▸ Tasks and exercises:
a: Translate this sentence from the hardwood floor care text into Spanish: "Foot traffic is how dirt gets on flooring."
b: According to the hardwood floor care text, what should you do if you don't have the owner's manuals?
c: Continue the text on protecting hardwood floors from the point where it stops.

▸ Passage to read:
Protect Your Hardwood Investment:

Before you can adequately maintain & protect your floors, you need to know what type of flooring material you have and the type of surface coating. This little knowledge will greatly assist you in fighting the 5 biggest enemies that cause premature and possibly permanent damage to your beautiful floors.

  • Is the hardwood a solid wood material, engineered flooring, or laminate?
  • Is the top finish urethane, oil based, waxed, or photo/laminate?

It’s not exciting. You may not want to spend time researching it, but spending a few minutes to read the manufacturers warnings and maintenance guidelines is critical. This will give you understanding of warranties, guarantees, and limits of liability. If you don’t have the owner’s manuals, contact the installation contractor or retail store that you worked with when buying your floor, or ask Diablo Carpet and Flooring Restoration for help.

Your Floor has 5 Natural Enemies

Dirt:

Foot traffic is how dirt gets on flooring. Limit dirt by using area rugs, walk-off mats, and vacuuming regularly. Microfiber mop/dusting will also reduce the likelihood of dirt abrasions, scratching and premature wear in high traffic areas. Yes, dirt is just like tiny sand. It’s abrasive and damages floors.

Dust:

It’s not possible to prevent floors from getting dusty. If you have animals, it’s worse. It’s an appearance issue, but can become a health issue for people with allergies too. Regularly vacuuming and dusting the floors and changing HVAC filters is a must. Area rugs, runners and walk-off mats help with trapping dust and dirt.

▸ Dataset extract:

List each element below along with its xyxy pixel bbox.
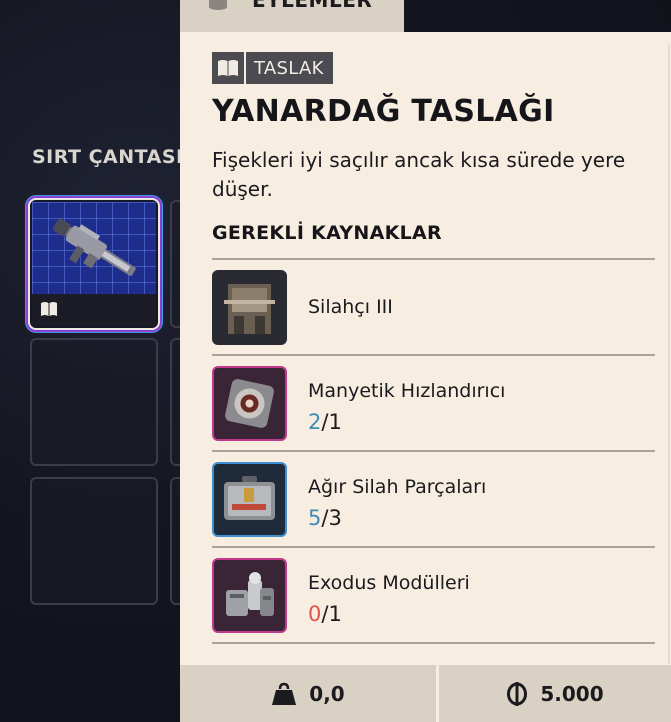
requirement-row[interactable]: Silahçı III [212, 260, 655, 354]
requirements-heading: GEREKLİ KAYNAKLAR [212, 222, 442, 244]
weight-value: 0,0 [309, 681, 345, 706]
weight-icon [271, 681, 297, 707]
requirement-name: Ağır Silah Parçaları [308, 476, 487, 498]
requirement-row[interactable]: Ağır Silah Parçaları 5/3 [212, 452, 655, 546]
requirement-name: Exodus Modülleri [308, 572, 470, 594]
blueprint-badge-label: TASLAK [246, 52, 333, 84]
count-need: 1 [328, 410, 342, 434]
panel-footer: 0,0 5.000 [180, 665, 671, 722]
inventory-slot-selected[interactable] [28, 198, 160, 330]
heavy-gun-parts-icon [212, 462, 287, 537]
blueprint-badge: TASLAK [212, 52, 333, 84]
slot-footer [32, 294, 156, 326]
requirement-count: 2/1 [308, 410, 342, 434]
requirement-name: Manyetik Hızlandırıcı [308, 380, 506, 402]
backpack-section-label: SIRT ÇANTASI [32, 146, 184, 168]
divider [212, 642, 655, 644]
actions-tab-label: EYLEMLER [252, 0, 373, 12]
requirement-count: 5/3 [308, 506, 342, 530]
weight-display: 0,0 [180, 665, 436, 722]
actions-tab[interactable]: EYLEMLER [180, 0, 404, 32]
blueprint-book-icon [41, 302, 57, 316]
coin-icon [506, 681, 528, 707]
requirement-count: 0/1 [308, 602, 342, 626]
rifle-icon [52, 218, 136, 276]
requirement-row[interactable]: Exodus Modülleri 0/1 [212, 548, 655, 642]
item-title: YANARDAĞ TASLAĞI [212, 94, 555, 129]
requirement-row[interactable]: Manyetik Hızlandırıcı 2/1 [212, 356, 655, 450]
count-need: 1 [328, 602, 342, 626]
count-have: 0 [308, 602, 322, 626]
count-need: 3 [328, 506, 342, 530]
requirement-name: Silahçı III [308, 296, 393, 318]
workbench-icon [212, 270, 287, 345]
magnetic-accelerator-icon [212, 366, 287, 441]
money-value: 5.000 [540, 681, 604, 706]
inventory-slot[interactable] [30, 477, 158, 605]
cylinder-icon [209, 0, 227, 10]
exodus-modules-icon [212, 558, 287, 633]
blueprint-book-icon [212, 52, 244, 84]
inventory-slot[interactable] [30, 338, 158, 466]
count-have: 2 [308, 410, 322, 434]
panel-scrollbar[interactable] [668, 44, 670, 664]
item-description: Fişekleri iyi saçılır ancak kısa sürede … [212, 148, 626, 201]
money-display: 5.000 [439, 665, 671, 722]
blueprint-detail-panel: TASLAK YANARDAĞ TASLAĞI Fişekleri iyi sa… [180, 32, 671, 722]
count-have: 5 [308, 506, 322, 530]
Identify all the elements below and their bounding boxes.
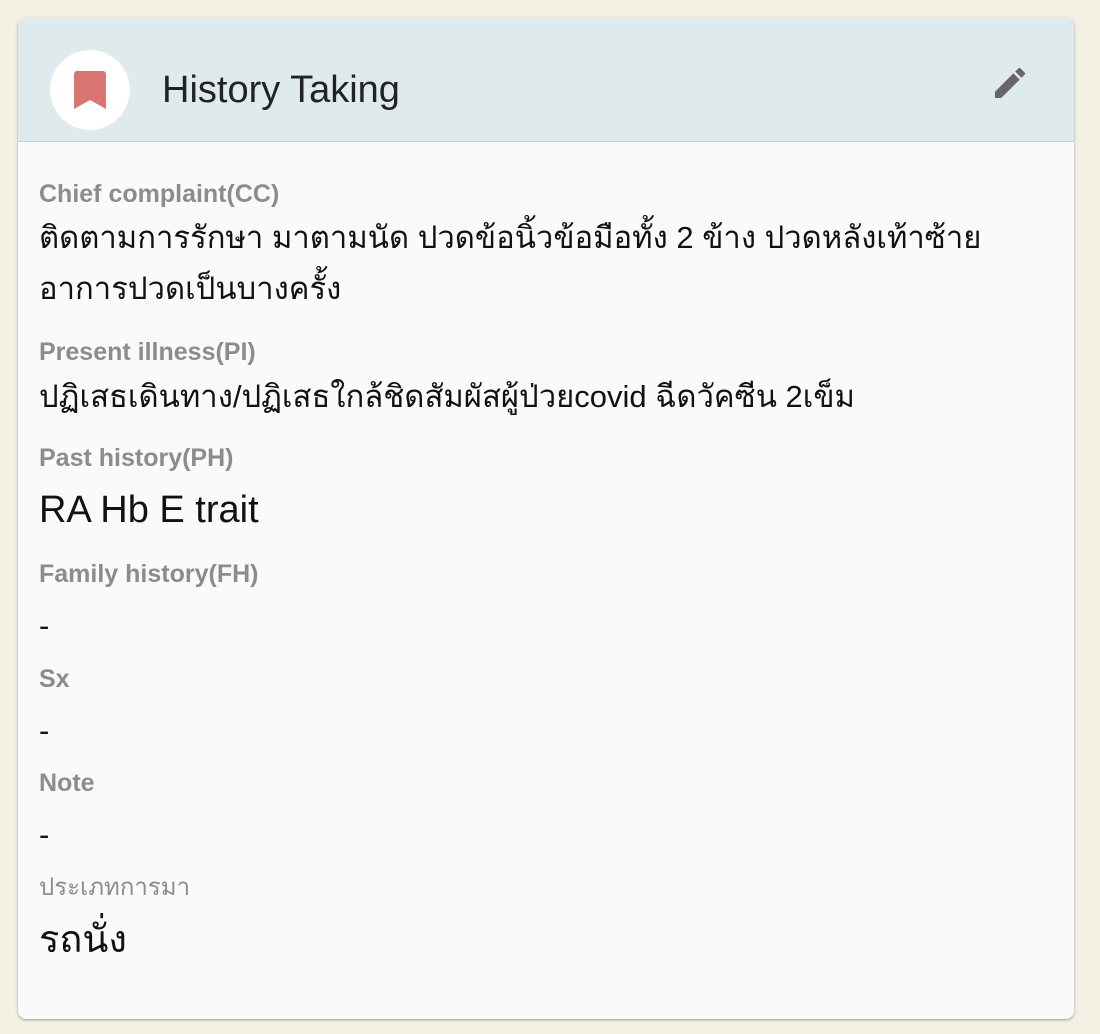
- family-history-value: -: [39, 608, 50, 643]
- chief-complaint-section: Chief complaint(CC) ติดตามการรักษา มาตาม…: [39, 178, 1049, 314]
- present-illness-label: Present illness(PI): [39, 338, 256, 366]
- present-illness-value: ปฏิเสธเดินทาง/ปฏิเสธใกล้ชิดสัมผัสผู้ป่วย…: [39, 379, 855, 414]
- present-illness-section: Present illness(PI) ปฏิเสธเดินทาง/ปฏิเสธ…: [39, 336, 1049, 422]
- past-history-label: Past history(PH): [39, 444, 234, 472]
- note-label: Note: [39, 769, 95, 797]
- bookmark-icon: [74, 71, 106, 109]
- visit-type-label: ประเภทการมา: [39, 874, 191, 901]
- chief-complaint-value: ติดตามการรักษา มาตามนัด ปวดข้อนิ้วข้อมือ…: [39, 220, 982, 306]
- card-header: History Taking: [18, 18, 1074, 142]
- visit-type-section: ประเภทการมา รถนั่ง: [39, 872, 1049, 966]
- edit-button[interactable]: [980, 54, 1038, 112]
- chief-complaint-label: Chief complaint(CC): [39, 180, 280, 208]
- note-section: Note -: [39, 767, 1049, 861]
- past-history-section: Past history(PH) RA Hb E trait: [39, 442, 1049, 536]
- avatar: [50, 50, 130, 130]
- sx-value: -: [39, 713, 50, 748]
- sx-section: Sx -: [39, 663, 1049, 757]
- sx-label: Sx: [39, 665, 70, 693]
- note-value: -: [39, 817, 50, 852]
- pencil-icon: [995, 67, 1026, 98]
- family-history-label: Family history(FH): [39, 560, 259, 588]
- visit-type-value: รถนั่ง: [39, 919, 127, 961]
- family-history-section: Family history(FH) -: [39, 558, 1049, 652]
- history-taking-card: History Taking Chief complaint(CC) ติดตา…: [18, 18, 1074, 1019]
- card-title: History Taking: [162, 69, 400, 111]
- past-history-value: RA Hb E trait: [39, 489, 259, 531]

▸ Task-by-task results:
a: El tránsito de personas es la forma en que la suciedad llega a los pisos.

b: Contact the installation contractor or retail store you worked with when buying your floor, or ask Diablo Carpet and Flooring Restoration for help.

c:
Spills:

Spills are inevitable. The quicker you absorb or remove them, the less likely they’ll cause damage. Hot drinks and pet urine/feces are especially damaging. Spills can cause discoloring or heat damage that affect surface appearances. The first step is to immediately absorb or remove the spilled solution with a clean damp cloth. Then, depending on the size of the spill, you may need to contact a professional cleaner to clean or treat the affected area.

Water/Moisture:

Like any liquid, water can cause damage to hardwood floors. This is especially true in high water exposure areas like bathrooms and kitchens. Moisture can cause floor boards to swell, cup and contract. If you have pets, periodic inspection of litter boxes, area rugs, runners, mats, and other pet favorite areas is a good idea. Water damage can be very expensive to correct, so prevention is key. Regularly check under area rugs, mats and runners to ensure there’s no moisture present.

Sunlight:

If parts of the hardwood floor are consistently exposed to sunlight, they can become discolored. To protect your hardwood from sunlight, use drapes or blinds on windows. Cover areas of the floors that get exposed to sunlight with rugs, mats or even furniture.

 

hardwood floor cleaning guide

Protect Your Hardwood Floors

Now you’ve identified the type of hardwood floor material and the manufactures recommendation for regular cleaning and maintaining, right? If you haven’t yet, spend a minute reading the manufacturer’s and installer’s recommendations. There is normally a “curing” period for new hardwood floor installations that can take upward of three months. Once you know about all that, we’re ready to begin good maintenance practices.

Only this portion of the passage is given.